====== SELECTED PASSAGE

My Lords, the life of this country has been enriched and energised generation by generation by waves of immigrants coming to Britain and forming communities here. Whether they were Huguenots in the 17th century, Jewish refugees from central and eastern Europe in the first half of the 20th century, the Afro-Caribbean influx in the second half of the 20th century or Ugandan Asians within that same period, they have all contributed immensely to our society. The brilliance and energy of this capital city, London, seems to arise from the fact that it is a completely open international city, not that that is something that any Government have ever intended. Indeed, we have attitudes to immigration in official policy that seem to be curmudgeonly and mean and which are getting worse.
The question at issue is how those members of black and ethnic minorities, and other minorities, who are legitimately resident in this country should be engaged in the democratic process, should be entered on the electoral register and should be motivated to play their part and to exercise their democratic rights as citizens. Of those people legitimately here in the minorities, far too many are grievously disadvantaged. My noble friends Lord Boateng and Lady Thornton have both explained in reference to London and to Bradford just how bad the situation is.
This polarisation of our society is shameful. It is something that we must act on and not simply contemplate with regret. The voices of those who are unenfranchised as it is need to be heard. Their needs and their aspirations need to be represented, but they will not be unless they are registered to vote and exercise their vote. The best possibilities for the future of our society depend on their doing so and on the fullest integration within our society of those minorities.
The one-nation tradition has been a proud tradition of the Conservative Party. I hope that that tradition is not in abeyance and is not dead. One nation, of course, has to be characterised by a rich diversity economically, culturally, socially and politically. The condition of the electoral register—its completeness and accuracy—is a crucial test of our progress towards achieving that fullness of integration that will enable all our people to have the opportunities that they ought to have and our society to achieve the potential that it ought to recognise and to see. Failure to achieve that political integration must be a source of division, of tension and of the impoverishment of individuals and of us collectively.
I strongly support the view that has been expressed by my noble friends in moving and speaking to the amendment, and as was expressed by my noble and learned friend Lord Falconer of Thoroton earlier today, urging the Government to accept that there should be a drive this year to achieve a step change—a major improvement—in levels of electoral registration. That has to be a responsibility of all sorts of institutions, agencies and different groups within our society.
During this debate, mention has been made of the role of the political parties, the churches, the Equality and Human Rights Commission and the Electoral Commission. We have spent some time discussing the role of local authorities and their capacity to promote electoral registration. Above all, it should be the role of the Secretary of State to lead. I hope to hear from the noble and learned Lord the Minister, in his response, some account of how the Secretary of State will lead this process.
While we can disagree with many aspects of the reforms to which the Government have committed themselves in this Bill, all of us will accept that we must have a voting system that engages people. We must have a Boundary Commission and procedures for it to ensure that the boundaries are sufficiently contemporary and appropriate for the proper functioning of our democratic system. Without the improvement that is needed in electoral registration, those reforms will be deprived of their utility and the value that they ought to have. Reform, therefore, in the sense of real improvement in electoral registration, is no less important than the other reforms to which the Government are committed in the Bill.

============
====== SUPPLIED INFORMATION

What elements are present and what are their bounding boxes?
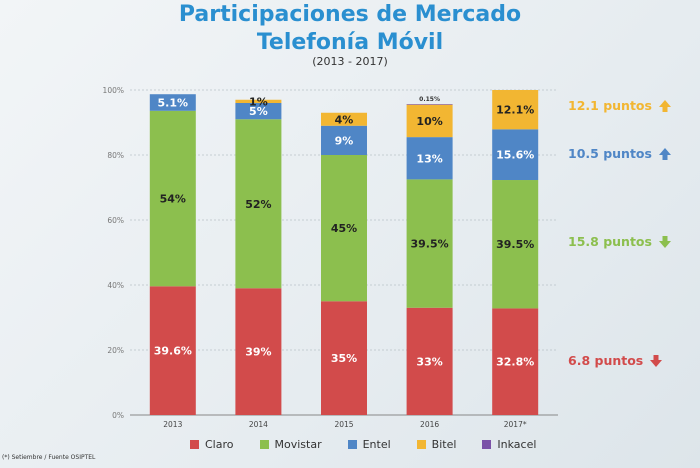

============

● YOUR GOAL: In the speech on electoral registration above, which two noble friends are said to have explained the situation in London and Bradford?

● WRITTEN ANSWER: Lord Boateng and Lady Thornton.